YOUR TASKS:
1) Quote the John Amabile article word for word, between "John Amabile (April" and "League in 1964.", inclusive.
2) According to the John Amabile article, in which league did the Jersey Giants play?
3) Pick up the John Amabile article after its final sentence and keep writing it.
##### SELECTED TEXT #####
John Amabile

Personal information
- Born: April 16, 1939
- Died: April 22, 2012 (aged 73) Neptune Township, New Jersey, U.S.
- Occupations: Scout, coach
- Employers: Lincoln HS (1967); Belleville High School; Middletown HS (1970-1974); Wall HS (1977-1984); Neptune HS (1985-2000); St. John Vianney (2003-2008); Long Branch HS (2011);

Sport
- Sport: American football
- Position: Quarterback
- University team: Boston College
- Team: Jersey Giants (1964)

= John Amabile (American football) =

American football player, scout, and coach (1939–2012)

John Amabile (April 16, 1939 - April 22, 2012) was an American professional football scout for the New York Giants, high school football coach, and college football quarterback.

==Playing career==
Amabile played quarterback for the Boston College Eagles from 1958 to 1960. He finished his career completing 163 of 329 passes (49.8%) for 2321 yards, 17 touchdowns, and 18 interceptions. He won the 1960 Thomas F. Scanlan Memorial Trophy, an award given to the senior football player outstanding in scholarship, leadership, and athletic ability. He played for the Jersey Giants of the Atlantic Coast Football League in 1964.
##### STORED DATA #####
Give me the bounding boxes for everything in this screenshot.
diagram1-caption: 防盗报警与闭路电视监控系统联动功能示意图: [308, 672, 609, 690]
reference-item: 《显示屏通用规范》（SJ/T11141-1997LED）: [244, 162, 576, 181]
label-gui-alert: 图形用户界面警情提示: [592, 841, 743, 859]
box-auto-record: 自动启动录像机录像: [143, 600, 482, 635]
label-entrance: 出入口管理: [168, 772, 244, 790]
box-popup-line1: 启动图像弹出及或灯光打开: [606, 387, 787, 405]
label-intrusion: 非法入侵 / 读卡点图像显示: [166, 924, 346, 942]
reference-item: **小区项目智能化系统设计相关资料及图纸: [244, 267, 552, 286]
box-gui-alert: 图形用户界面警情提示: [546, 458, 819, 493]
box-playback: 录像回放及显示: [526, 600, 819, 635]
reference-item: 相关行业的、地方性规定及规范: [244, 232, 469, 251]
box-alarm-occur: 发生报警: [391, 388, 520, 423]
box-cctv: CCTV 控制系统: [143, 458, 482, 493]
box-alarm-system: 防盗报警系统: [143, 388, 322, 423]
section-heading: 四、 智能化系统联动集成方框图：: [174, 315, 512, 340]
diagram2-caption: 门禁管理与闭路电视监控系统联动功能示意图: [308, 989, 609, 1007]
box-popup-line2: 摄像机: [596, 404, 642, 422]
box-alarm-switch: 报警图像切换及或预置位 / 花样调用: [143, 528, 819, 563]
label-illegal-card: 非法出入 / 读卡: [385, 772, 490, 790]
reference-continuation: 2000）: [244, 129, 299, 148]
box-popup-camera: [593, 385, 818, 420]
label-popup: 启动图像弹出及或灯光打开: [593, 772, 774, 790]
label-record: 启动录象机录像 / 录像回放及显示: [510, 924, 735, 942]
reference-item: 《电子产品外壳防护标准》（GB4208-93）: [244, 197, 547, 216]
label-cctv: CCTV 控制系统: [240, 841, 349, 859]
#####
RESPONSES PER TASK:
1)
John Amabile (April 16, 1939 - April 22, 2012) was an American professional football scout for the New York Giants, high school football coach, and college football quarterback.

==Playing career==
Amabile played quarterback for the Boston College Eagles from 1958 to 1960. He finished his career completing 163 of 329 passes (49.8%) for 2321 yards, 17 touchdowns, and 18 interceptions. He won the 1960 Thomas F. Scanlan Memorial Trophy, an award given to the senior football player outstanding in scholarship, leadership, and athletic ability. He played for the Jersey Giants of the Atlantic Coast Football League in 1964.

2) The Atlantic Coast Football League.

3)
==Coaching career==
Amabile launched his career at Lincoln High School in 1967. He coached at Belleville High School and then From there he moved to Middletown High School, where he coached from 1970 to 1974.

From 1977 to 1984, he coached Wall High School. He led the Crimson Knights to consecutive 11–0 seasons and NJSIAA Central Jersey Group III championships in 1982 and 1983. His teams won four straight Shore Conference divisional titles from 1981 to 1984.

Amabile coached at Neptune High School from 1985 to 2000. From 1993 to 1999, the Scarlet Fliers had a 33-game home winning streak. From 1994 to 1998, Neptune won five straight Shore Conference divisional titles, going unbeaten in 1995 and 1997.

From 2003 to 2008, Amabile coached St. John Vianney. In his six seasons with the Lancers, Amabile had a 22–38 record, with only one winning season and playoff appearance. In 2009, he coached Allentown High School.

Amabile compiled an overall record of 252–172–11. Only Warren Wolf, Lou Vircillo and Vic Kubu are believed to have more wins in the Shore Conference.

In 2011, Amabile was the offensive coordinator at Long Branch High School.

==Scouting==
Amabile scouted for the New York Giants from 2002 to 2011.

==Death==
Amabile died on April 22, 2012, at the age of 73 at Jersey Shore University Medical Center. He was a resident of Spring Lake Heights, New Jersey, having lived there since 1968.